*Information given*
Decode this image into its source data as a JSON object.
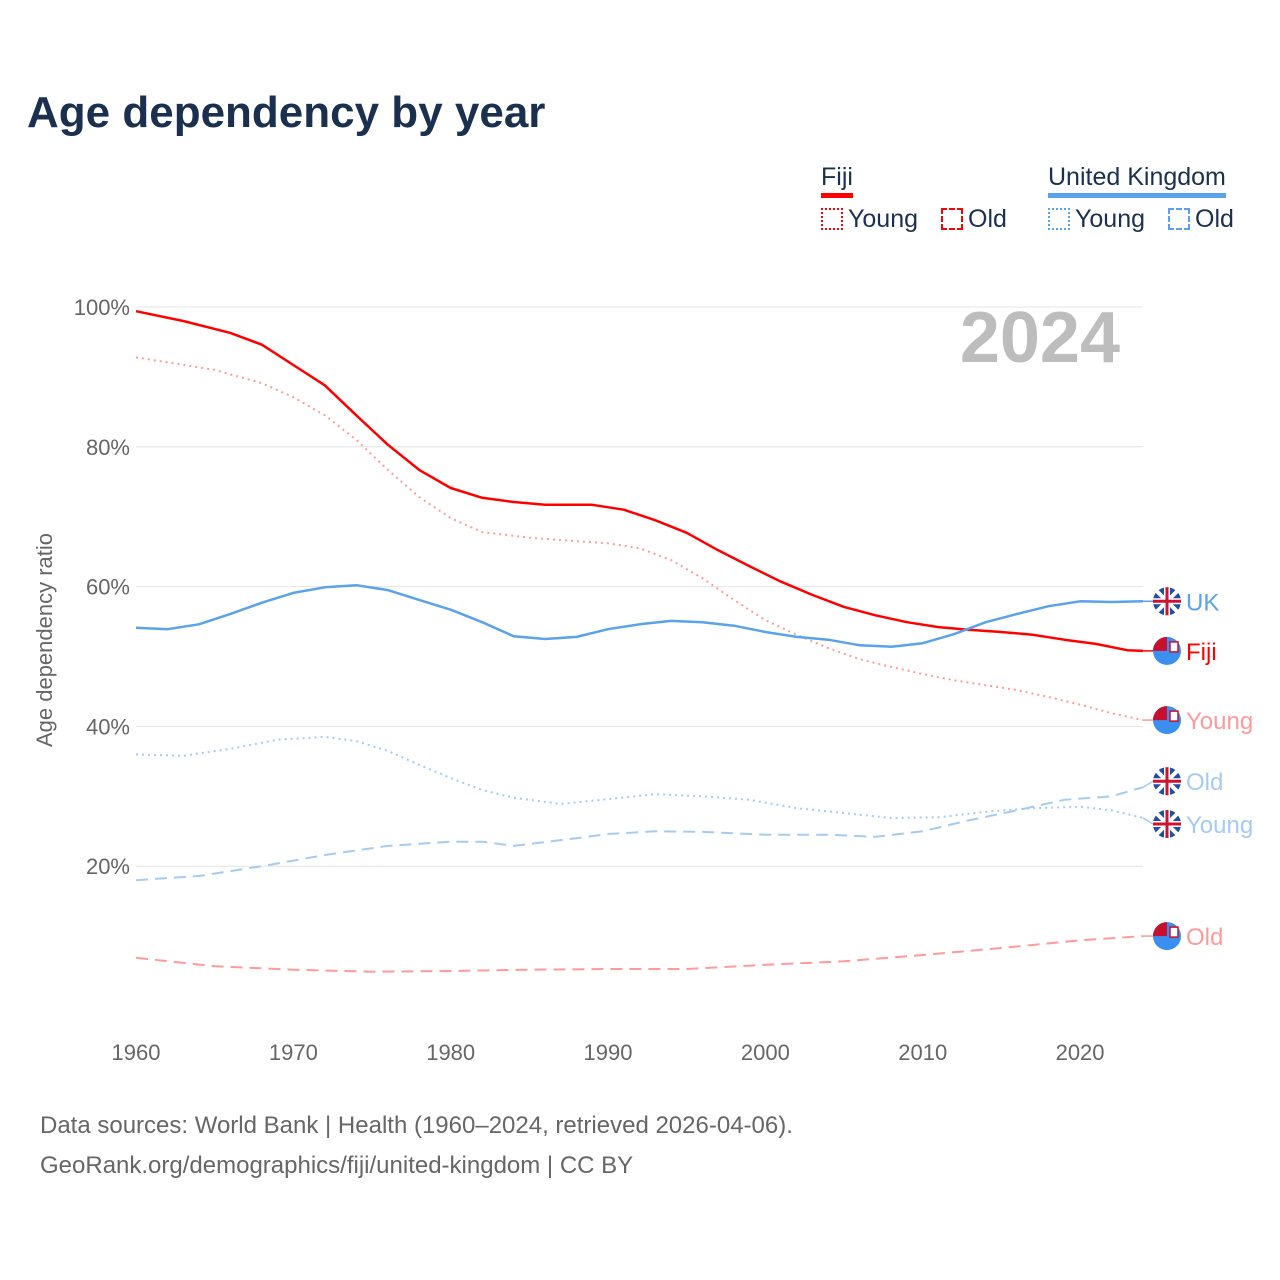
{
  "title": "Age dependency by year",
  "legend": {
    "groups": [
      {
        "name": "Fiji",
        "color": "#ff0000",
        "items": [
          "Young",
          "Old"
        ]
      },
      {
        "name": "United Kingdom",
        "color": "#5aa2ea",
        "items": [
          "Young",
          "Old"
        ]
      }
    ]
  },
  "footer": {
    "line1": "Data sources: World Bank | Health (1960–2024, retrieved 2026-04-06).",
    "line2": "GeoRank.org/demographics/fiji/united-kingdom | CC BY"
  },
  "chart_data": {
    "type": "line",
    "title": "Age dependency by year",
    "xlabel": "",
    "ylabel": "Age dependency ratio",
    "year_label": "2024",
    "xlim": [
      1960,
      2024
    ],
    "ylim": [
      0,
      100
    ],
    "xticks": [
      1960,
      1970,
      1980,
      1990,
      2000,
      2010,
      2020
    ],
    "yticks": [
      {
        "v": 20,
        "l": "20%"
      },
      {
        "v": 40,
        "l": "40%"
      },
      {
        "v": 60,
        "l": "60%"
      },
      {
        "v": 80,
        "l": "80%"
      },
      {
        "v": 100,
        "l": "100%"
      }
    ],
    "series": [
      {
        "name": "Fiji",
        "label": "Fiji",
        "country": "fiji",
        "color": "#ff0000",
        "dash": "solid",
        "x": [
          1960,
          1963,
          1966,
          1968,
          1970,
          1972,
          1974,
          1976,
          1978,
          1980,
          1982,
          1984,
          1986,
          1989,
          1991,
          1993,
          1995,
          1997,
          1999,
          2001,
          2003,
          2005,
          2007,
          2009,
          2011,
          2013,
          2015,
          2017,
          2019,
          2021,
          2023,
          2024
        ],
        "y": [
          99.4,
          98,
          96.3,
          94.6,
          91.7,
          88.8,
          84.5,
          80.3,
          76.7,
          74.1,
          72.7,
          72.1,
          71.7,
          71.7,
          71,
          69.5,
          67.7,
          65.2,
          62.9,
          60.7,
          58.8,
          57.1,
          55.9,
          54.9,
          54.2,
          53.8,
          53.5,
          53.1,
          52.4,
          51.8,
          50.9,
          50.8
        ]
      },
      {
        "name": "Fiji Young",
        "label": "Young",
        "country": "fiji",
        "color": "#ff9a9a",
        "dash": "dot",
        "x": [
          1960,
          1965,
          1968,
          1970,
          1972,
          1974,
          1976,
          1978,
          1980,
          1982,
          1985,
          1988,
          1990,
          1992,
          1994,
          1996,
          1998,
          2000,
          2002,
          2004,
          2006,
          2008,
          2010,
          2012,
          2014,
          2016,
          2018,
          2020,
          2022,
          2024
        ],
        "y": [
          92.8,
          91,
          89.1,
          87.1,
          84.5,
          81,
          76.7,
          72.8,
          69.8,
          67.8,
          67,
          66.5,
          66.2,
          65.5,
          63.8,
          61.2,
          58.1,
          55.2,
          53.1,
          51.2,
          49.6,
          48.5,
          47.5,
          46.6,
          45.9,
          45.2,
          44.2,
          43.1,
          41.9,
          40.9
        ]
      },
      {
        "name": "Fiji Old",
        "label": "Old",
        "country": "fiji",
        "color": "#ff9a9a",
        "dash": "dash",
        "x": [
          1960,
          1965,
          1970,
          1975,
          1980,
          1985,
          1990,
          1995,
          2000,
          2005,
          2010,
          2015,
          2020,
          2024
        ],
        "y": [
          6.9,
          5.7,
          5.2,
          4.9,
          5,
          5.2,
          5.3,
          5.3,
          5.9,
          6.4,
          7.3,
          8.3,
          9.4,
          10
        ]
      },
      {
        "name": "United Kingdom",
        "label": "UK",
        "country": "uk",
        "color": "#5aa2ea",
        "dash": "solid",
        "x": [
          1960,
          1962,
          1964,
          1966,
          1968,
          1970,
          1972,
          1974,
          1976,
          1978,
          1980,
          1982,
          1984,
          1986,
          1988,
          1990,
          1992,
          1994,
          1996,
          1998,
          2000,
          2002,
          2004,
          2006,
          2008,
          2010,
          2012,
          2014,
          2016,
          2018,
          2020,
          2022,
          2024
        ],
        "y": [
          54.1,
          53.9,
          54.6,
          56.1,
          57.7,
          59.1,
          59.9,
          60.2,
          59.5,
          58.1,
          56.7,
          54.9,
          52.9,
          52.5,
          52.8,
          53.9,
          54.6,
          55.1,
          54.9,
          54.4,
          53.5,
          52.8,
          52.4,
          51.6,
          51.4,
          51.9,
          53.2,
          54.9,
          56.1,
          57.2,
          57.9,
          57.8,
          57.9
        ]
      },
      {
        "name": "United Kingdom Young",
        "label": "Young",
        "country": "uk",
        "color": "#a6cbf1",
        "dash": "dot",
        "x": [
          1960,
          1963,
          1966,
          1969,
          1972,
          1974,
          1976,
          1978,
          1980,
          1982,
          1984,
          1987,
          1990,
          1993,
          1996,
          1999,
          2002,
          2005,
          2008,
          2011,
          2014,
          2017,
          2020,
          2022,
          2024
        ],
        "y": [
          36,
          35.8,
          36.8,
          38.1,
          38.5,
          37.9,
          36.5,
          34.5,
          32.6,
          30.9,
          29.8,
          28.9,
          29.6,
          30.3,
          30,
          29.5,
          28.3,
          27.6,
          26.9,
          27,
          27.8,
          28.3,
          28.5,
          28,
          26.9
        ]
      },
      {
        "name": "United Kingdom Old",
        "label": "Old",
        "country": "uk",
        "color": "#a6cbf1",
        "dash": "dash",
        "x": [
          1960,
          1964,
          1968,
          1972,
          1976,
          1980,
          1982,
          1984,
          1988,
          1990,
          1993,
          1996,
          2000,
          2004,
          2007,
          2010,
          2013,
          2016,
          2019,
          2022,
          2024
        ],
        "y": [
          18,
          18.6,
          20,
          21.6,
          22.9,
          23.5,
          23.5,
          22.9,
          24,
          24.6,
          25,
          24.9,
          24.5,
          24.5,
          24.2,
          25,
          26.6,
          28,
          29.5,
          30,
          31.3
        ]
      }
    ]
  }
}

*What is expected*
Nothing in the entries above should change when they are printed again, except that the pictures are dropped.

*Solution to this exercise*
Decode this image into its source data as a JSON object.
{
  "title": "Age dependency by year",
  "legend": {
    "groups": [
      {
        "name": "Fiji",
        "color": "#ff0000",
        "items": [
          "Young",
          "Old"
        ]
      },
      {
        "name": "United Kingdom",
        "color": "#5aa2ea",
        "items": [
          "Young",
          "Old"
        ]
      }
    ]
  },
  "footer": {
    "line1": "Data sources: World Bank | Health (1960–2024, retrieved 2026-04-06).",
    "line2": "GeoRank.org/demographics/fiji/united-kingdom | CC BY"
  },
  "chart_data": {
    "type": "line",
    "title": "Age dependency by year",
    "xlabel": "",
    "ylabel": "Age dependency ratio",
    "year_label": "2024",
    "xlim": [
      1960,
      2024
    ],
    "ylim": [
      0,
      100
    ],
    "xticks": [
      1960,
      1970,
      1980,
      1990,
      2000,
      2010,
      2020
    ],
    "yticks": [
      {
        "v": 20,
        "l": "20%"
      },
      {
        "v": 40,
        "l": "40%"
      },
      {
        "v": 60,
        "l": "60%"
      },
      {
        "v": 80,
        "l": "80%"
      },
      {
        "v": 100,
        "l": "100%"
      }
    ],
    "series": [
      {
        "name": "Fiji",
        "label": "Fiji",
        "country": "fiji",
        "color": "#ff0000",
        "dash": "solid",
        "x": [
          1960,
          1963,
          1966,
          1968,
          1970,
          1972,
          1974,
          1976,
          1978,
          1980,
          1982,
          1984,
          1986,
          1989,
          1991,
          1993,
          1995,
          1997,
          1999,
          2001,
          2003,
          2005,
          2007,
          2009,
          2011,
          2013,
          2015,
          2017,
          2019,
          2021,
          2023,
          2024
        ],
        "y": [
          99.4,
          98,
          96.3,
          94.6,
          91.7,
          88.8,
          84.5,
          80.3,
          76.7,
          74.1,
          72.7,
          72.1,
          71.7,
          71.7,
          71,
          69.5,
          67.7,
          65.2,
          62.9,
          60.7,
          58.8,
          57.1,
          55.9,
          54.9,
          54.2,
          53.8,
          53.5,
          53.1,
          52.4,
          51.8,
          50.9,
          50.8
        ]
      },
      {
        "name": "Fiji Young",
        "label": "Young",
        "country": "fiji",
        "color": "#ff9a9a",
        "dash": "dot",
        "x": [
          1960,
          1965,
          1968,
          1970,
          1972,
          1974,
          1976,
          1978,
          1980,
          1982,
          1985,
          1988,
          1990,
          1992,
          1994,
          1996,
          1998,
          2000,
          2002,
          2004,
          2006,
          2008,
          2010,
          2012,
          2014,
          2016,
          2018,
          2020,
          2022,
          2024
        ],
        "y": [
          92.8,
          91,
          89.1,
          87.1,
          84.5,
          81,
          76.7,
          72.8,
          69.8,
          67.8,
          67,
          66.5,
          66.2,
          65.5,
          63.8,
          61.2,
          58.1,
          55.2,
          53.1,
          51.2,
          49.6,
          48.5,
          47.5,
          46.6,
          45.9,
          45.2,
          44.2,
          43.1,
          41.9,
          40.9
        ]
      },
      {
        "name": "Fiji Old",
        "label": "Old",
        "country": "fiji",
        "color": "#ff9a9a",
        "dash": "dash",
        "x": [
          1960,
          1965,
          1970,
          1975,
          1980,
          1985,
          1990,
          1995,
          2000,
          2005,
          2010,
          2015,
          2020,
          2024
        ],
        "y": [
          6.9,
          5.7,
          5.2,
          4.9,
          5,
          5.2,
          5.3,
          5.3,
          5.9,
          6.4,
          7.3,
          8.3,
          9.4,
          10
        ]
      },
      {
        "name": "United Kingdom",
        "label": "UK",
        "country": "uk",
        "color": "#5aa2ea",
        "dash": "solid",
        "x": [
          1960,
          1962,
          1964,
          1966,
          1968,
          1970,
          1972,
          1974,
          1976,
          1978,
          1980,
          1982,
          1984,
          1986,
          1988,
          1990,
          1992,
          1994,
          1996,
          1998,
          2000,
          2002,
          2004,
          2006,
          2008,
          2010,
          2012,
          2014,
          2016,
          2018,
          2020,
          2022,
          2024
        ],
        "y": [
          54.1,
          53.9,
          54.6,
          56.1,
          57.7,
          59.1,
          59.9,
          60.2,
          59.5,
          58.1,
          56.7,
          54.9,
          52.9,
          52.5,
          52.8,
          53.9,
          54.6,
          55.1,
          54.9,
          54.4,
          53.5,
          52.8,
          52.4,
          51.6,
          51.4,
          51.9,
          53.2,
          54.9,
          56.1,
          57.2,
          57.9,
          57.8,
          57.9
        ]
      },
      {
        "name": "United Kingdom Young",
        "label": "Young",
        "country": "uk",
        "color": "#a6cbf1",
        "dash": "dot",
        "x": [
          1960,
          1963,
          1966,
          1969,
          1972,
          1974,
          1976,
          1978,
          1980,
          1982,
          1984,
          1987,
          1990,
          1993,
          1996,
          1999,
          2002,
          2005,
          2008,
          2011,
          2014,
          2017,
          2020,
          2022,
          2024
        ],
        "y": [
          36,
          35.8,
          36.8,
          38.1,
          38.5,
          37.9,
          36.5,
          34.5,
          32.6,
          30.9,
          29.8,
          28.9,
          29.6,
          30.3,
          30,
          29.5,
          28.3,
          27.6,
          26.9,
          27,
          27.8,
          28.3,
          28.5,
          28,
          26.9
        ]
      },
      {
        "name": "United Kingdom Old",
        "label": "Old",
        "country": "uk",
        "color": "#a6cbf1",
        "dash": "dash",
        "x": [
          1960,
          1964,
          1968,
          1972,
          1976,
          1980,
          1982,
          1984,
          1988,
          1990,
          1993,
          1996,
          2000,
          2004,
          2007,
          2010,
          2013,
          2016,
          2019,
          2022,
          2024
        ],
        "y": [
          18,
          18.6,
          20,
          21.6,
          22.9,
          23.5,
          23.5,
          22.9,
          24,
          24.6,
          25,
          24.9,
          24.5,
          24.5,
          24.2,
          25,
          26.6,
          28,
          29.5,
          30,
          31.3
        ]
      }
    ]
  }
}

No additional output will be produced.